> DIRECTIVE A: From the interview on molecular nanotechnology, list every person it mentions by surname.
> DIRECTIVE B: Extend the interview on molecular nanotechnology, picking up right after its final sentence.

> SUPPLIED PASSAGE:

-- Begin --

Question 1: Tell us about your background. When did you first hear of the concept of molecular nanotechnology? How long have you been doing nanotechnology research?

I first heard of Engines of Creation in the mid-eighties while I was a staff researcher at Rutgers working on AI and computer architecture. As a long-time SF fan, I was long since acquainted with vaguer concepts like "nanoelectronics" and manufacturing using atomic precision.

I had already tried to form a company to build self-replicating robots, along with the rest of the robotics fad of the early 80's, and I was
well acquainted the concepts on that side, having studied von Neumann's work.

In the late 80's I founded the sci.nanotech newsgroup, and moderated it for 12 years.  I began doing some nano-related work in the early
90's, e.g. reversible computing, and left Rutgers for IMM in the late 90's.

Question 2: Have you come across any specific technical criticisms of the concept of molecular assemblers that you find valid?

No.  Of course, it's difficult to give a technical criticism of a machine without even a design of the machine to go on, so that's not a particularly useful statement.  Most of the critics have had adopted the position "you haven't designed it yet so it must be impossible," which isn't particularly useful either.

Most critiques, like Smalley's "fat/sticky fingers problems", are based on a misunderstanding of what an assembler would really be like.  In particular, no one envisions picking up atoms as if they were golf balls.  We're just going to use the same kinds of reactions a chemist would use, except that we're going to control the positions of the reagents so the reaction can only take place where we want it to.

Question 3: Some nanotechnology enthusiasts are concerned that the articles by Whitesides and Smalley in the August 2001 edition of Scientific American will lead many to conclude that the concept of molecular nanotechnology is impossible. Are you concerned by the public reaction to Scientific American's issue on nanotechnology?

Not really.  SciAm has a long-standing hostility to Drexler not reflected in the general literature.  For specifics on the Aug. 2001 issue, have a look at http://www.imm.org/SciAmDebate2/ ... note that it's the second Foresight/SciAm debate!

-- End --

> DATA SECTION:

-- Begin --

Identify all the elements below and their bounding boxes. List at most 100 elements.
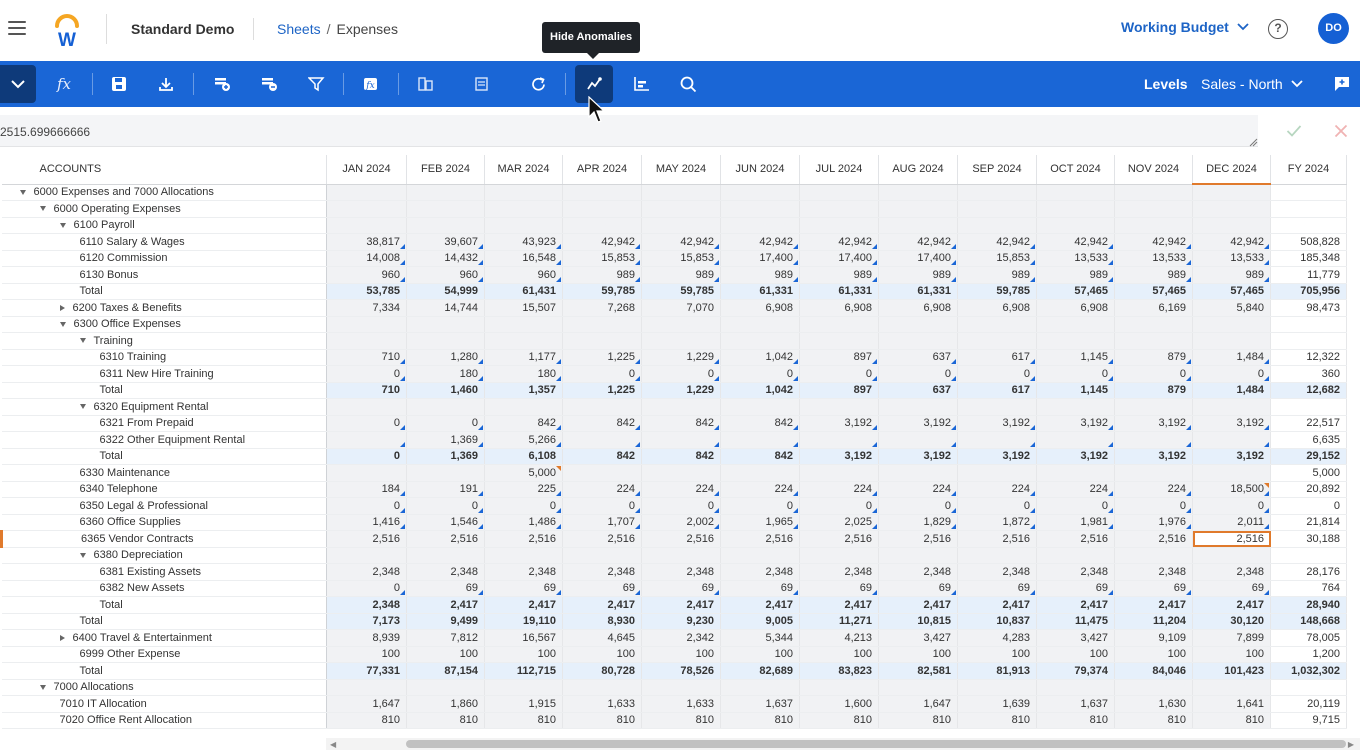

-- End --

> EXERCISE ANSWER A: von Neumann, Smalley, Whitesides, Drexler

> EXERCISE ANSWER B:
Note that one of the reasons that scientists pooh-pooh assemblers and the like is to protect themselves from Bill-Joy-like Frankenphobia. There are many out there who would like to stop all nanotechnology research out of fear, and there's a strong incentive to say "Oh, don't worry about that, it can't happen, so you can keep giving me my research funds."

Question 4: Lyle Burkhead currently runs a site, (geniebusters.org), in which he argues that molecular nanotechnology will never be used to create bulk commodities. The basic crux of the site's argument is that a machine containing molecular assemblers will never be built because the complexity needed to design most objects (such as computer chips) requires layer upon layer of expertise and specialized skill. Each molecular factory would need to be so highly programmed that a whole industry would be needed to design, support and oversee the operation. If a whole industry is needed, he argues, then we would simply have the basic production system we have today shrunk to the nanoscale. He writes that "Designing, building, and retooling complex apparatuses won't be easy or free in the future any more than it is now". He further states that:

"Making things with atomic positioners will be at least as expensive as making them with biotechnology or bulk technology... atomic positioners will only be used to make things that could not be made in any other way."

What is your response to his criticisms?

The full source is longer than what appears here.